What the task requires: For the material that follows, list every line containing the word "sõltuvalt".

[Extracted records]
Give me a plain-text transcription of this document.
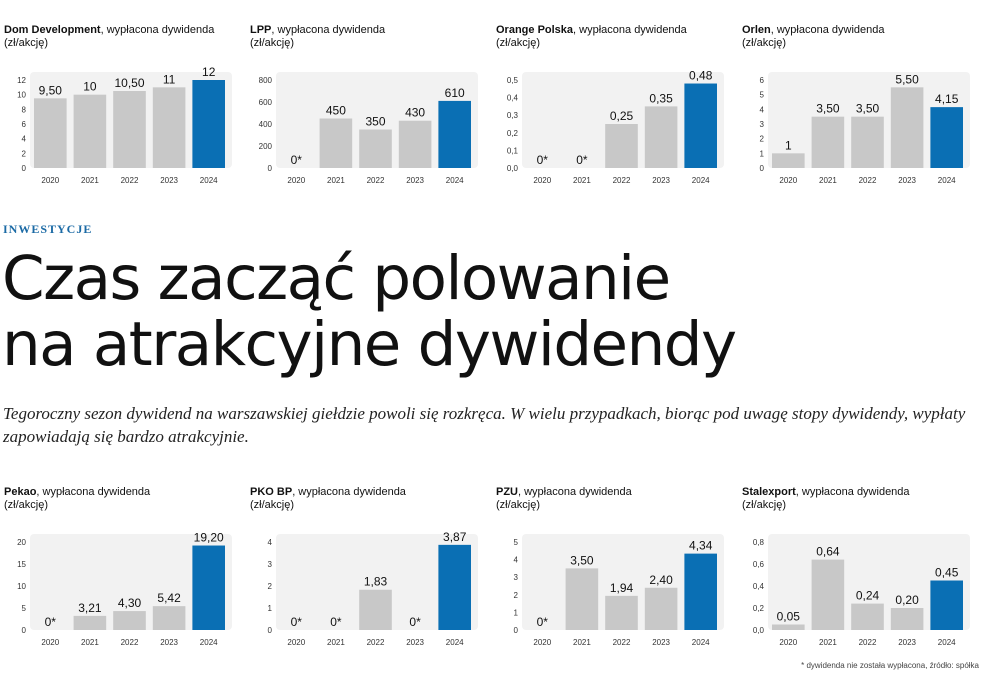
Dom Development, wypłacona dywidenda
(zł/akcję)
0
2
4
6
8
10
12
9,50
2020
10
2021
10,50
2022
11
2023
12
2024
LPP, wypłacona dywidenda
(zł/akcję)
0
200
400
600
800
0*
2020
450
2021
350
2022
430
2023
610
2024
Orange Polska, wypłacona dywidenda
(zł/akcję)
0,0
0,1
0,2
0,3
0,4
0,5
0*
2020
0*
2021
0,25
2022
0,35
2023
0,48
2024
Orlen, wypłacona dywidenda
(zł/akcję)
0
1
2
3
4
5
6
1
2020
3,50
2021
3,50
2022
5,50
2023
4,15
2024
INWESTYCJE
Czas zacząć polowanie
na atrakcyjne dywidendy
Tegoroczny sezon dywidend na warszawskiej giełdzie powoli się rozkręca. W wielu przypadkach, biorąc pod uwagę stopy dywidendy, wypłaty zapowiadają się bardzo atrakcyjnie.
Pekao, wypłacona dywidenda
(zł/akcję)
0
5
10
15
20
0*
2020
3,21
2021
4,30
2022
5,42
2023
19,20
2024
PKO BP, wypłacona dywidenda
(zł/akcję)
0
1
2
3
4
0*
2020
0*
2021
1,83
2022
0*
2023
3,87
2024
PZU, wypłacona dywidenda
(zł/akcję)
0
1
2
3
4
5
0*
2020
3,50
2021
1,94
2022
2,40
2023
4,34
2024
Stalexport, wypłacona dywidenda
(zł/akcję)
0,0
0,2
0,4
0,6
0,8
0,05
2020
0,64
2021
0,24
2022
0,20
2023
0,45
2024
* dywidenda nie została wypłacona, źródło: spółka
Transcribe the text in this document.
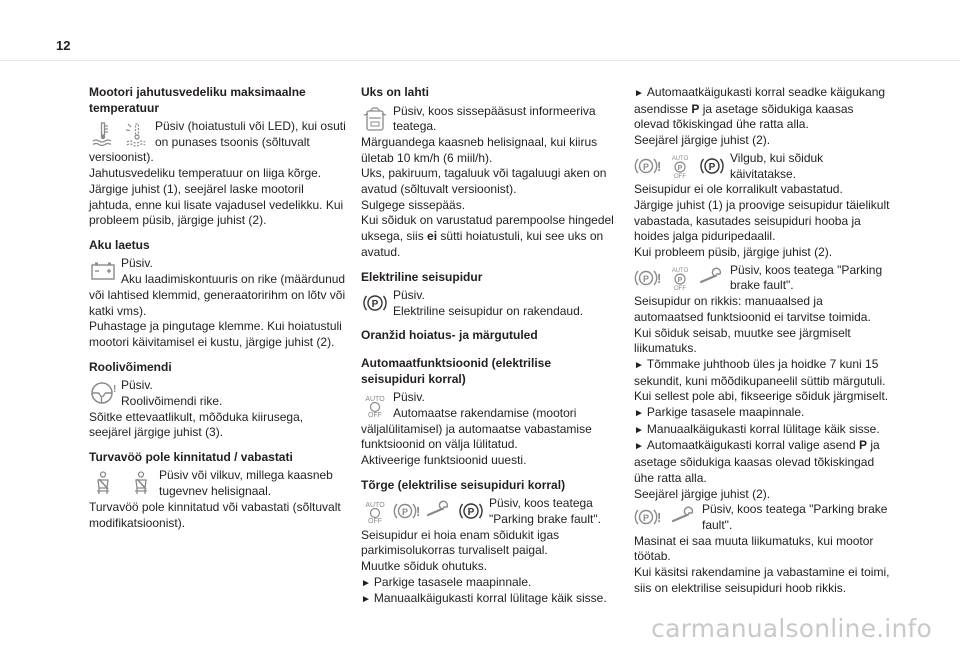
12
Mootori jahutusvedeliku maksimaalne temperatuur
Püsiv (hoiatustuli või LED), kui osuti on punases tsoonis (sõltuvalt

versioonist).

Jahutusvedeliku temperatuur on liiga kõrge.

Järgige juhist (1), seejärel laske mootoril jahtuda, enne kui lisate vajadusel vedelikku. Kui probleem püsib, järgige juhist (2).

Aku laetus
Püsiv.
Aku laadimiskontuuris on rike (määrdunud

või lahtised klemmid, generaatoririhm on lõtv või katki vms).

Puhastage ja pingutage klemme. Kui hoiatustuli mootori käivitamisel ei kustu, järgige juhist (2).

Roolivõimendi
Püsiv.
Roolivõimendi rike.

Sõitke ettevaatlikult, mõõduka kiirusega, seejärel järgige juhist (3).

Turvavöö pole kinnitatud / vabastati
Püsiv või vilkuv, millega kaasneb tugevnev helisignaal.

Turvavöö pole kinnitatud või vabastati (sõltuvalt modifikatsioonist).

Uks on lahti
Püsiv, koos sissepääsust informeeriva teatega.

Märguandega kaasneb helisignaal, kui kiirus ületab 10 km/h (6 miil/h).

Uks, pakiruum, tagaluuk või tagaluugi aken on avatud (sõltuvalt versioonist).

Sulgege sissepääs.

Kui sõiduk on varustatud parempoolse hingedel uksega, siis ei sütti hoiatustuli, kui see uks on avatud.

Elektriline seisupidur
Püsiv.
Elektriline seisupidur on rakendaud.
Oranžid hoiatus- ja märgutuled
Automaatfunktsioonid (elektrilise seisupiduri korral)
AUTO
OFF
Püsiv.
Automaatse rakendamise (mootori

väljalülitamisel) ja automaatse vabastamise funktsioonid on välja lülitatud.

Aktiveerige funktsioonid uuesti.

Tõrge (elektrilise seisupiduri korral)
AUTO
OFF
Püsiv, koos teatega "Parking brake fault".

Seisupidur ei hoia enam sõidukit igas parkimisolukorras turvaliselt paigal.

Muutke sõiduk ohutuks.

► Parkige tasasele maapinnale.

► Manuaalkäigukasti korral lülitage käik sisse.

► Automaatkäigukasti korral seadke käigukang asendisse P ja asetage sõidukiga kaasas olevad tõkiskingad ühe ratta alla.

Seejärel järgige juhist (2).

AUTO
P
OFF
Vilgub, kui sõiduk käivitatakse.

Seisupidur ei ole korralikult vabastatud.

Järgige juhist (1) ja proovige seisupidur täielikult vabastada, kasutades seisupiduri hooba ja hoides jalga piduripedaalil.

Kui probleem püsib, järgige juhist (2).

AUTO
P
OFF
Püsiv, koos teatega "Parking brake fault".

Seisupidur on rikkis: manuaalsed ja automaatsed funktsioonid ei tarvitse toimida.

Kui sõiduk seisab, muutke see järgmiselt liikumatuks.

► Tõmmake juhthoob üles ja hoidke 7 kuni 15 sekundit, kuni mõõdikupaneelil süttib märgutuli.

Kui sellest pole abi, fikseerige sõiduk järgmiselt.

► Parkige tasasele maapinnale.

► Manuaalkäigukasti korral lülitage käik sisse.

► Automaatkäigukasti korral valige asend P ja asetage sõidukiga kaasas olevad tõkiskingad ühe ratta alla.

Seejärel järgige juhist (2).

Püsiv, koos teatega "Parking brake fault".

Masinat ei saa muuta liikumatuks, kui mootor töötab.

Kui käsitsi rakendamine ja vabastamine ei toimi, siis on elektrilise seisupiduri hoob rikkis.

carmanualsonline.info
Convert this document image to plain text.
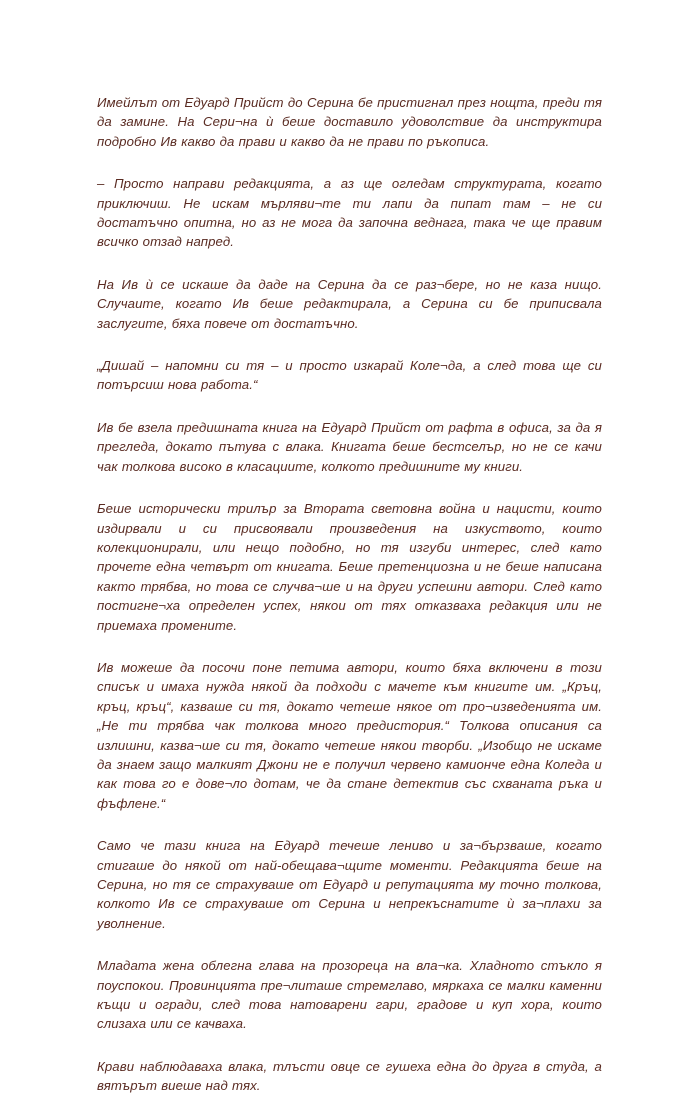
Имейлът от Едуард Прийст до Серина бе пристигнал през нощта, преди тя да замине. На Сери¬на ѝ беше доставило удоволствие да инструктира подробно Ив какво да прави и какво да не прави по ръкописа.

– Просто направи редакцията, а аз ще огледам структурата, когато приключиш. Не искам мърляви¬те ти лапи да пипат там – не си достатъчно опитна, но аз не мога да започна веднага, така че ще правим всичко отзад напред.

На Ив ѝ се искаше да даде на Серина да се раз¬бере, но не каза нищо. Случаите, когато Ив беше редактирала, а Серина си бе приписвала заслугите, бяха повече от достатъчно.

„Дишай – напомни си тя – и просто изкарай Коле¬да, а след това ще си потърсиш нова работа.“

Ив бе взела предишната книга на Едуард Прийст от рафта в офиса, за да я прегледа, докато пътува с влака. Книгата беше бестселър, но не се качи чак толкова високо в класациите, колкото предишните му книги.

Беше исторически трилър за Втората световна война и нацисти, които издирвали и си присвоявали произведения на изкуството, които колекционирали, или нещо подобно, но тя изгуби интерес, след като прочете една четвърт от книгата. Беше претенциозна и не беше написана както трябва, но това се случва¬ше и на други успешни автори. След като постигне¬ха определен успех, някои от тях отказваха редакция или не приемаха промените.

Ив можеше да посочи поне петима автори, които бяха включени в този списък и имаха нужда някой да подходи с мачете към книгите им. „Кръц, кръц, кръц“, казваше си тя, докато четеше някое от про¬изведенията им. „Не ти трябва чак толкова много предистория.“ Толкова описания са излишни, казва¬ше си тя, докато четеше някои творби. „Изобщо не искаме да знаем защо малкият Джони не е получил червено камионче една Коледа и как това го е дове¬ло дотам, че да стане детектив със схваната ръка и фъфлене.“

Само че тази книга на Едуард течеше лениво и за¬бързваше, когато стигаше до някой от най-обещава¬щите моменти. Редакцията беше на Серина, но тя се страхуваше от Едуард и репутацията му точно толкова, колкото Ив се страхуваше от Серина и непрекъснатите ѝ за¬плахи за уволнение.

Младата жена облегна глава на прозореца на вла¬ка. Хладното стъкло я поуспокои. Провинцията пре¬литаше стремглаво, мяркаха се малки каменни къщи и огради, след това натоварени гари, градове и куп хора, които слизаха или се качваха.

Крави наблюдаваха влака, тлъсти овце се гушеха една до друга в студа, а вятърът виеше над тях.
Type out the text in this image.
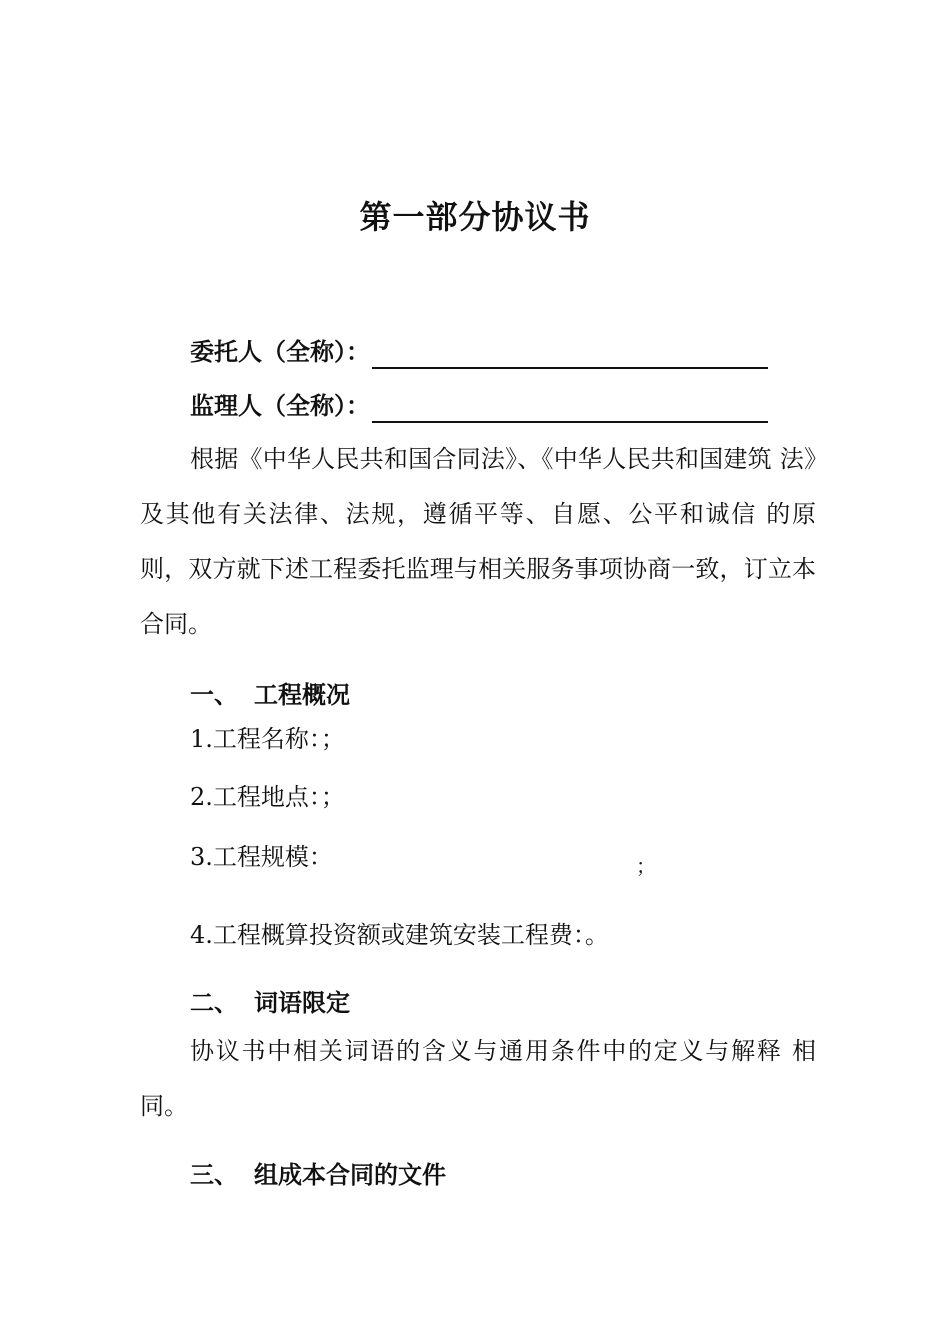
第一部分协议书
委托人（全称）：
监理人（全称）：
根据《中华人民共和国合同法》、《中华人民共和国建筑 法》及其他有关法律、法规，遵循平等、自愿、公平和诚信 的原则，双方就下述工程委托监理与相关服务事项协商一致，订立本合同。
一、 工程概况
1.工程名称：；
2.工程地点：；
3.工程规模：	；
4.工程概算投资额或建筑安装工程费：。
二、 词语限定
协议书中相关词语的含义与通用条件中的定义与解释 相同。
三、 组成本合同的文件
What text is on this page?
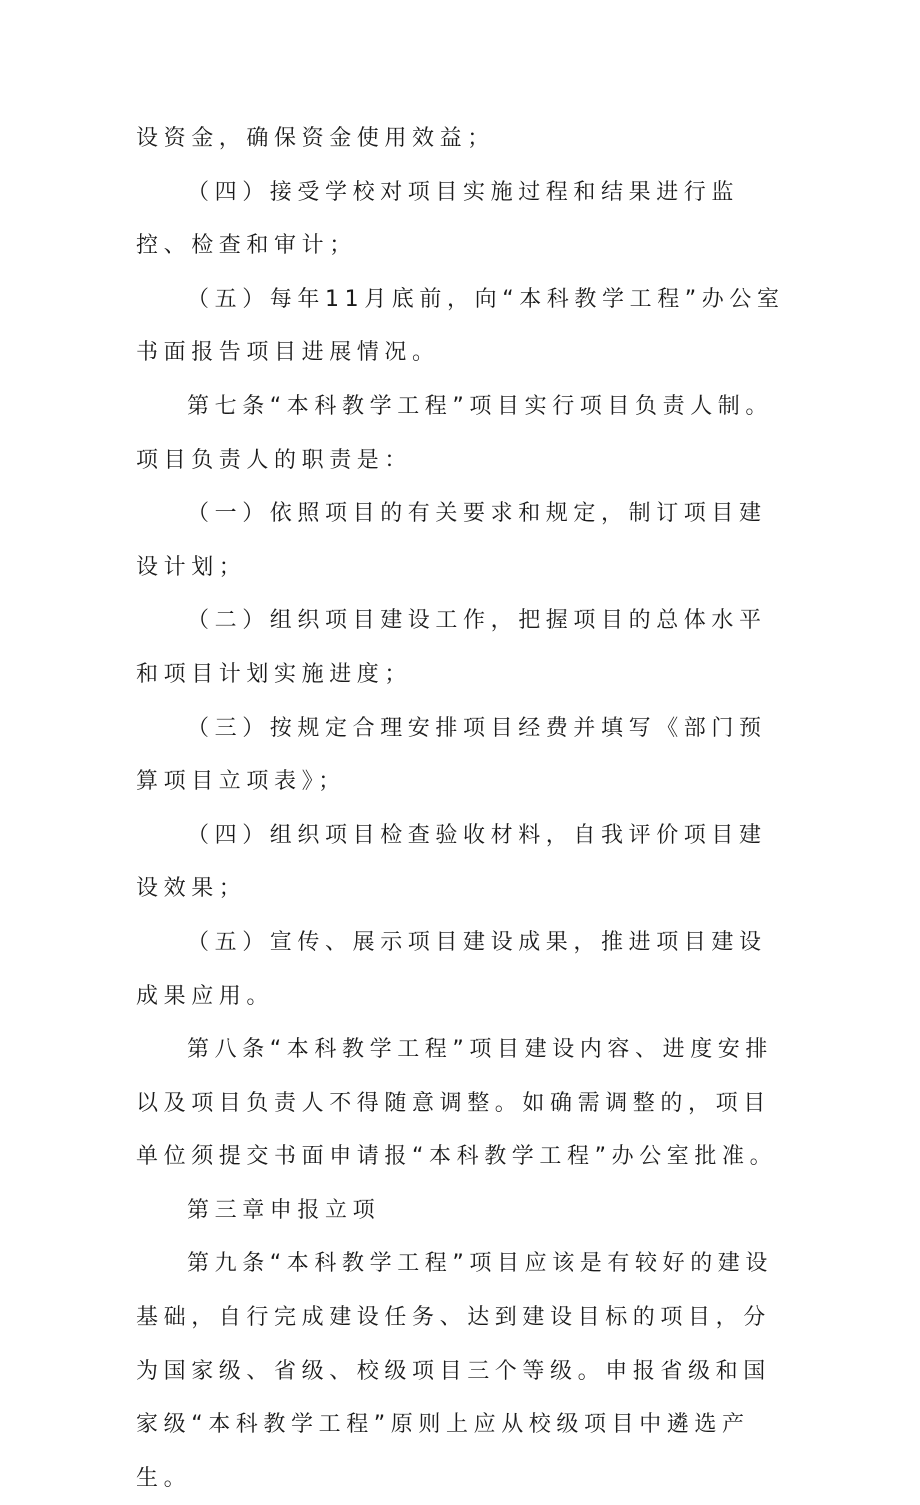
设资金，确保资金使用效益；

（四）接受学校对项目实施过程和结果进行监控、检查和审计；

（五）每年11月底前，向“本科教学工程”办公室书面报告项目进展情况。

第七条“本科教学工程”项目实行项目负责人制。项目负责人的职责是：

（一）依照项目的有关要求和规定，制订项目建设计划；

（二）组织项目建设工作，把握项目的总体水平和项目计划实施进度；

（三）按规定合理安排项目经费并填写《部门预算项目立项表》；

（四）组织项目检查验收材料，自我评价项目建设效果；

（五）宣传、展示项目建设成果，推进项目建设成果应用。

第八条“本科教学工程”项目建设内容、进度安排以及项目负责人不得随意调整。如确需调整的，项目单位须提交书面申请报“本科教学工程”办公室批准。

第三章申报立项

第九条“本科教学工程”项目应该是有较好的建设基础，自行完成建设任务、达到建设目标的项目，分为国家级、省级、校级项目三个等级。申报省级和国家级“本科教学工程”原则上应从校级项目中遴选产生。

Result below:
Püsiv (hoiatustuli või LED), kui osuti on punases tsoonis (sõltuvalt
Turvavöö pole kinnitatud või vabastati (sõltuvalt modifikatsioonist).
Uks, pakiruum, tagaluuk või tagaluugi aken on avatud (sõltuvalt versioonist).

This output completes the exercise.